(Recorded data)
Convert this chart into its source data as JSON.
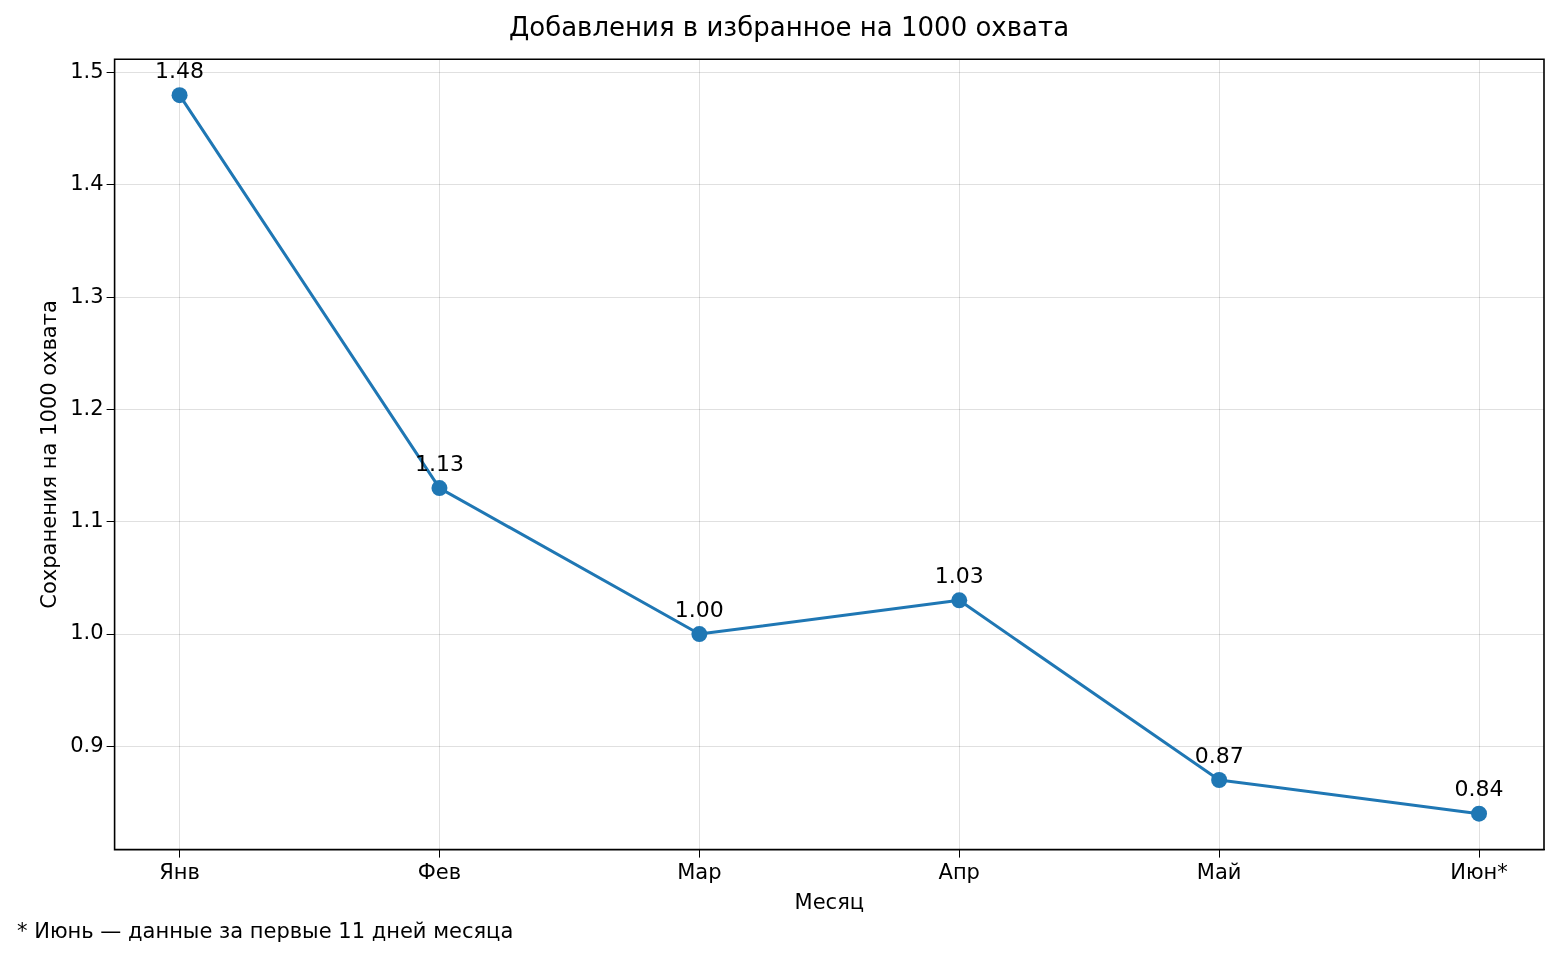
{
  "chart_data": {
    "type": "line",
    "title": "Добавления в избранное на 1000 охвата",
    "xlabel": "Месяц",
    "ylabel": "Сохранения на 1000 охвата",
    "categories": [
      "Янв",
      "Фев",
      "Мар",
      "Апр",
      "Май",
      "Июн*"
    ],
    "series": [
      {
        "color": "#1f77b4",
        "values": [
          1.48,
          1.13,
          1.0,
          1.03,
          0.87,
          0.84
        ],
        "value_labels": [
          "1.48",
          "1.13",
          "1.00",
          "1.03",
          "0.87",
          "0.84"
        ]
      }
    ],
    "ylim": [
      0.808,
      1.512
    ],
    "yticks": [
      {
        "value": 0.9,
        "label": "0.9"
      },
      {
        "value": 1.0,
        "label": "1.0"
      },
      {
        "value": 1.1,
        "label": "1.1"
      },
      {
        "value": 1.2,
        "label": "1.2"
      },
      {
        "value": 1.3,
        "label": "1.3"
      },
      {
        "value": 1.4,
        "label": "1.4"
      },
      {
        "value": 1.5,
        "label": "1.5"
      }
    ],
    "grid": true,
    "marker": "circle",
    "line_style": "solid",
    "legend": false,
    "annotations": [
      "* Июнь — данные за первые 11 дней месяца"
    ]
  }
}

- Goal of the exercise
Omitting all images, retype each line of the records precisely.

- Exercise solution
Convert this chart into its source data as JSON.
{
  "chart_data": {
    "type": "line",
    "title": "Добавления в избранное на 1000 охвата",
    "xlabel": "Месяц",
    "ylabel": "Сохранения на 1000 охвата",
    "categories": [
      "Янв",
      "Фев",
      "Мар",
      "Апр",
      "Май",
      "Июн*"
    ],
    "series": [
      {
        "color": "#1f77b4",
        "values": [
          1.48,
          1.13,
          1.0,
          1.03,
          0.87,
          0.84
        ],
        "value_labels": [
          "1.48",
          "1.13",
          "1.00",
          "1.03",
          "0.87",
          "0.84"
        ]
      }
    ],
    "ylim": [
      0.808,
      1.512
    ],
    "yticks": [
      {
        "value": 0.9,
        "label": "0.9"
      },
      {
        "value": 1.0,
        "label": "1.0"
      },
      {
        "value": 1.1,
        "label": "1.1"
      },
      {
        "value": 1.2,
        "label": "1.2"
      },
      {
        "value": 1.3,
        "label": "1.3"
      },
      {
        "value": 1.4,
        "label": "1.4"
      },
      {
        "value": 1.5,
        "label": "1.5"
      }
    ],
    "grid": true,
    "marker": "circle",
    "line_style": "solid",
    "legend": false,
    "annotations": [
      "* Июнь — данные за первые 11 дней месяца"
    ]
  }
}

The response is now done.